■ SET PROBLEM ■
In this exercise, reproduce all the entries that follow exactly.
↓↓↓
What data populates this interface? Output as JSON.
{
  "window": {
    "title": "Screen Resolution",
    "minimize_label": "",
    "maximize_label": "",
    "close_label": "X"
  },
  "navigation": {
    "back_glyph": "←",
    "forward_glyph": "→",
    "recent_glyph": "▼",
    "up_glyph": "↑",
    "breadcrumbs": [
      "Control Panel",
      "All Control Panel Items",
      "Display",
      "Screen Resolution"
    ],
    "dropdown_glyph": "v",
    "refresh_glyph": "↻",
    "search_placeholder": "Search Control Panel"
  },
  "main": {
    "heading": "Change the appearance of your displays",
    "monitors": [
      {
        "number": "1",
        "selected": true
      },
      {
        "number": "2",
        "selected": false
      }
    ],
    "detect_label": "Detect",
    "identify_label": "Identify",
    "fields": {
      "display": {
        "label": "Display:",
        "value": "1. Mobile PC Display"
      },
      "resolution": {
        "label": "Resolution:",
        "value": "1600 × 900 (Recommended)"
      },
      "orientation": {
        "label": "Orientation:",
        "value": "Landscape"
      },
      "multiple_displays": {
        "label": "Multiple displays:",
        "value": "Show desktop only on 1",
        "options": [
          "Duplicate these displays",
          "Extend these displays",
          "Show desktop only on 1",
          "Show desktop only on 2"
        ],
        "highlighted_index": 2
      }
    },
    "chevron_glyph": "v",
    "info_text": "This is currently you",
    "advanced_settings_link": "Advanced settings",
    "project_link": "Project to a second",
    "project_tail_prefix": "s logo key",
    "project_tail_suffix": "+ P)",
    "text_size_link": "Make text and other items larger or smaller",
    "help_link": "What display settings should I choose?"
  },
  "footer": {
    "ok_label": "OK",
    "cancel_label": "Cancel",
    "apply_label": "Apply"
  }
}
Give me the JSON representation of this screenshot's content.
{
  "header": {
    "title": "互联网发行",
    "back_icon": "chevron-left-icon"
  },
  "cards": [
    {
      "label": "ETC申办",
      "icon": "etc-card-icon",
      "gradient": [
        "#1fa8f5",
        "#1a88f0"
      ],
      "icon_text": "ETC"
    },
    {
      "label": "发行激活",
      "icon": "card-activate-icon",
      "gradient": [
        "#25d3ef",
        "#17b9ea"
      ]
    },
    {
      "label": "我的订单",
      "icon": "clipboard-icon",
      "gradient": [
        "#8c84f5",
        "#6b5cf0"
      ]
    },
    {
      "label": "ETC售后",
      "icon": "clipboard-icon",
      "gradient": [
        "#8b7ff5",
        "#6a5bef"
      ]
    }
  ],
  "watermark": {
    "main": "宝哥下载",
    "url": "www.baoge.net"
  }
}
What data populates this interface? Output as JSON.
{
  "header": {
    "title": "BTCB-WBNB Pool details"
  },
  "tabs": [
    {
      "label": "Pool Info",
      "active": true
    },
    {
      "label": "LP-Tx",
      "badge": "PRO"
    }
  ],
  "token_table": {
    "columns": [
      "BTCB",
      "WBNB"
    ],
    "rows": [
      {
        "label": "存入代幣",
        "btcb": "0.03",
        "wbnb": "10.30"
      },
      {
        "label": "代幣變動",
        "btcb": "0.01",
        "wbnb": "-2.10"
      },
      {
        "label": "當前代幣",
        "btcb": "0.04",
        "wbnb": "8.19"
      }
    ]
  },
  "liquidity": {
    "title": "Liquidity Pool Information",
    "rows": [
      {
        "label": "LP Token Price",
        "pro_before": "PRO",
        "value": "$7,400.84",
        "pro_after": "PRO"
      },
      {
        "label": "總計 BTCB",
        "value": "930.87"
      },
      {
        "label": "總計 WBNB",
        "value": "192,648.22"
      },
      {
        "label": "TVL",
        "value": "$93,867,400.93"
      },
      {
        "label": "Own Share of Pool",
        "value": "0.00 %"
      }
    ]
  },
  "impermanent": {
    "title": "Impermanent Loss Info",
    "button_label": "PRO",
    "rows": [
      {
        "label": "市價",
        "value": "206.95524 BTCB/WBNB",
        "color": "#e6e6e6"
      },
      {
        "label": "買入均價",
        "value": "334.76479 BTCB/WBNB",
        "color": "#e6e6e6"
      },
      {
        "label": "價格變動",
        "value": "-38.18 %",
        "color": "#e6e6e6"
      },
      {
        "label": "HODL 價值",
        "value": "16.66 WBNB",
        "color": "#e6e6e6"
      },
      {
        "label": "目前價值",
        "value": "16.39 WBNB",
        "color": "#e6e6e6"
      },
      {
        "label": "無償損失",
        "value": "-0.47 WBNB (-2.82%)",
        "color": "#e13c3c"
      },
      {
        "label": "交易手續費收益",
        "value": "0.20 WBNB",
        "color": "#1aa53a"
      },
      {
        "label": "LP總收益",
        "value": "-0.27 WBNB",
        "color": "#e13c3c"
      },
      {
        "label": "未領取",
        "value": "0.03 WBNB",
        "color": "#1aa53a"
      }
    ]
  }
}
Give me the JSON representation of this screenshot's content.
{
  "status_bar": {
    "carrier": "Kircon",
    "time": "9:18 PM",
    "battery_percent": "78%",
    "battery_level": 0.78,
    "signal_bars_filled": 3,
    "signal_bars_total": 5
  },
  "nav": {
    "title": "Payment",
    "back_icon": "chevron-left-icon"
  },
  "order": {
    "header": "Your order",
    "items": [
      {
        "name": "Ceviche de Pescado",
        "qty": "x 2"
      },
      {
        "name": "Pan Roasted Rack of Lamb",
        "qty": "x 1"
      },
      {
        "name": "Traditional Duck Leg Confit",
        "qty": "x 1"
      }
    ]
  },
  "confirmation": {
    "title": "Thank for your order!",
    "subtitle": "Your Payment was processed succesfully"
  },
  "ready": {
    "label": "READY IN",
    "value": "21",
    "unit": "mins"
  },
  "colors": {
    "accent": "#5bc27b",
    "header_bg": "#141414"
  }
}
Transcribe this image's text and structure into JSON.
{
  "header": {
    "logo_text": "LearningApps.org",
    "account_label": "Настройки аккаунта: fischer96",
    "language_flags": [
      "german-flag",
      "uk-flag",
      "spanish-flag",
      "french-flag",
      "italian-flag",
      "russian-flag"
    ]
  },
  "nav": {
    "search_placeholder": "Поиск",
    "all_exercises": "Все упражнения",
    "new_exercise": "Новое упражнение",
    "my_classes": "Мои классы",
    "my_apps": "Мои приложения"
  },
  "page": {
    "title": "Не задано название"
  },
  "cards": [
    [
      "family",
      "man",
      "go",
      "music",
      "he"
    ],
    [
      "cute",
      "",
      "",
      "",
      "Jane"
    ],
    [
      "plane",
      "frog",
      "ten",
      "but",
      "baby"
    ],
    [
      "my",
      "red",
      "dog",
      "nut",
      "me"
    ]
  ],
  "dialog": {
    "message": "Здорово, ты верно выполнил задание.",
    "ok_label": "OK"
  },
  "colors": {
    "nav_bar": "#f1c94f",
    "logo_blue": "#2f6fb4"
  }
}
↑↑↑
■ SOLUTION TO THIS TASK ■
What data populates this interface? Output as JSON.
{
  "window": {
    "title": "Screen Resolution",
    "minimize_label": "",
    "maximize_label": "",
    "close_label": "X"
  },
  "navigation": {
    "back_glyph": "←",
    "forward_glyph": "→",
    "recent_glyph": "▼",
    "up_glyph": "↑",
    "breadcrumbs": [
      "Control Panel",
      "All Control Panel Items",
      "Display",
      "Screen Resolution"
    ],
    "dropdown_glyph": "v",
    "refresh_glyph": "↻",
    "search_placeholder": "Search Control Panel"
  },
  "main": {
    "heading": "Change the appearance of your displays",
    "monitors": [
      {
        "number": "1",
        "selected": true
      },
      {
        "number": "2",
        "selected": false
      }
    ],
    "detect_label": "Detect",
    "identify_label": "Identify",
    "fields": {
      "display": {
        "label": "Display:",
        "value": "1. Mobile PC Display"
      },
      "resolution": {
        "label": "Resolution:",
        "value": "1600 × 900 (Recommended)"
      },
      "orientation": {
        "label": "Orientation:",
        "value": "Landscape"
      },
      "multiple_displays": {
        "label": "Multiple displays:",
        "value": "Show desktop only on 1",
        "options": [
          "Duplicate these displays",
          "Extend these displays",
          "Show desktop only on 1",
          "Show desktop only on 2"
        ],
        "highlighted_index": 2
      }
    },
    "chevron_glyph": "v",
    "info_text": "This is currently you",
    "advanced_settings_link": "Advanced settings",
    "project_link": "Project to a second",
    "project_tail_prefix": "s logo key",
    "project_tail_suffix": "+ P)",
    "text_size_link": "Make text and other items larger or smaller",
    "help_link": "What display settings should I choose?"
  },
  "footer": {
    "ok_label": "OK",
    "cancel_label": "Cancel",
    "apply_label": "Apply"
  }
}
Give me the JSON representation of this screenshot's content.
{
  "header": {
    "title": "互联网发行",
    "back_icon": "chevron-left-icon"
  },
  "cards": [
    {
      "label": "ETC申办",
      "icon": "etc-card-icon",
      "gradient": [
        "#1fa8f5",
        "#1a88f0"
      ],
      "icon_text": "ETC"
    },
    {
      "label": "发行激活",
      "icon": "card-activate-icon",
      "gradient": [
        "#25d3ef",
        "#17b9ea"
      ]
    },
    {
      "label": "我的订单",
      "icon": "clipboard-icon",
      "gradient": [
        "#8c84f5",
        "#6b5cf0"
      ]
    },
    {
      "label": "ETC售后",
      "icon": "clipboard-icon",
      "gradient": [
        "#8b7ff5",
        "#6a5bef"
      ]
    }
  ],
  "watermark": {
    "main": "宝哥下载",
    "url": "www.baoge.net"
  }
}
What data populates this interface? Output as JSON.
{
  "header": {
    "title": "BTCB-WBNB Pool details"
  },
  "tabs": [
    {
      "label": "Pool Info",
      "active": true
    },
    {
      "label": "LP-Tx",
      "badge": "PRO"
    }
  ],
  "token_table": {
    "columns": [
      "BTCB",
      "WBNB"
    ],
    "rows": [
      {
        "label": "存入代幣",
        "btcb": "0.03",
        "wbnb": "10.30"
      },
      {
        "label": "代幣變動",
        "btcb": "0.01",
        "wbnb": "-2.10"
      },
      {
        "label": "當前代幣",
        "btcb": "0.04",
        "wbnb": "8.19"
      }
    ]
  },
  "liquidity": {
    "title": "Liquidity Pool Information",
    "rows": [
      {
        "label": "LP Token Price",
        "pro_before": "PRO",
        "value": "$7,400.84",
        "pro_after": "PRO"
      },
      {
        "label": "總計 BTCB",
        "value": "930.87"
      },
      {
        "label": "總計 WBNB",
        "value": "192,648.22"
      },
      {
        "label": "TVL",
        "value": "$93,867,400.93"
      },
      {
        "label": "Own Share of Pool",
        "value": "0.00 %"
      }
    ]
  },
  "impermanent": {
    "title": "Impermanent Loss Info",
    "button_label": "PRO",
    "rows": [
      {
        "label": "市價",
        "value": "206.95524 BTCB/WBNB",
        "color": "#e6e6e6"
      },
      {
        "label": "買入均價",
        "value": "334.76479 BTCB/WBNB",
        "color": "#e6e6e6"
      },
      {
        "label": "價格變動",
        "value": "-38.18 %",
        "color": "#e6e6e6"
      },
      {
        "label": "HODL 價值",
        "value": "16.66 WBNB",
        "color": "#e6e6e6"
      },
      {
        "label": "目前價值",
        "value": "16.39 WBNB",
        "color": "#e6e6e6"
      },
      {
        "label": "無償損失",
        "value": "-0.47 WBNB (-2.82%)",
        "color": "#e13c3c"
      },
      {
        "label": "交易手續費收益",
        "value": "0.20 WBNB",
        "color": "#1aa53a"
      },
      {
        "label": "LP總收益",
        "value": "-0.27 WBNB",
        "color": "#e13c3c"
      },
      {
        "label": "未領取",
        "value": "0.03 WBNB",
        "color": "#1aa53a"
      }
    ]
  }
}
Give me the JSON representation of this screenshot's content.
{
  "status_bar": {
    "carrier": "Kircon",
    "time": "9:18 PM",
    "battery_percent": "78%",
    "battery_level": 0.78,
    "signal_bars_filled": 3,
    "signal_bars_total": 5
  },
  "nav": {
    "title": "Payment",
    "back_icon": "chevron-left-icon"
  },
  "order": {
    "header": "Your order",
    "items": [
      {
        "name": "Ceviche de Pescado",
        "qty": "x 2"
      },
      {
        "name": "Pan Roasted Rack of Lamb",
        "qty": "x 1"
      },
      {
        "name": "Traditional Duck Leg Confit",
        "qty": "x 1"
      }
    ]
  },
  "confirmation": {
    "title": "Thank for your order!",
    "subtitle": "Your Payment was processed succesfully"
  },
  "ready": {
    "label": "READY IN",
    "value": "21",
    "unit": "mins"
  },
  "colors": {
    "accent": "#5bc27b",
    "header_bg": "#141414"
  }
}
Transcribe this image's text and structure into JSON.
{
  "header": {
    "logo_text": "LearningApps.org",
    "account_label": "Настройки аккаунта: fischer96",
    "language_flags": [
      "german-flag",
      "uk-flag",
      "spanish-flag",
      "french-flag",
      "italian-flag",
      "russian-flag"
    ]
  },
  "nav": {
    "search_placeholder": "Поиск",
    "all_exercises": "Все упражнения",
    "new_exercise": "Новое упражнение",
    "my_classes": "Мои классы",
    "my_apps": "Мои приложения"
  },
  "page": {
    "title": "Не задано название"
  },
  "cards": [
    [
      "family",
      "man",
      "go",
      "music",
      "he"
    ],
    [
      "cute",
      "",
      "",
      "",
      "Jane"
    ],
    [
      "plane",
      "frog",
      "ten",
      "but",
      "baby"
    ],
    [
      "my",
      "red",
      "dog",
      "nut",
      "me"
    ]
  ],
  "dialog": {
    "message": "Здорово, ты верно выполнил задание.",
    "ok_label": "OK"
  },
  "colors": {
    "nav_bar": "#f1c94f",
    "logo_blue": "#2f6fb4"
  }
}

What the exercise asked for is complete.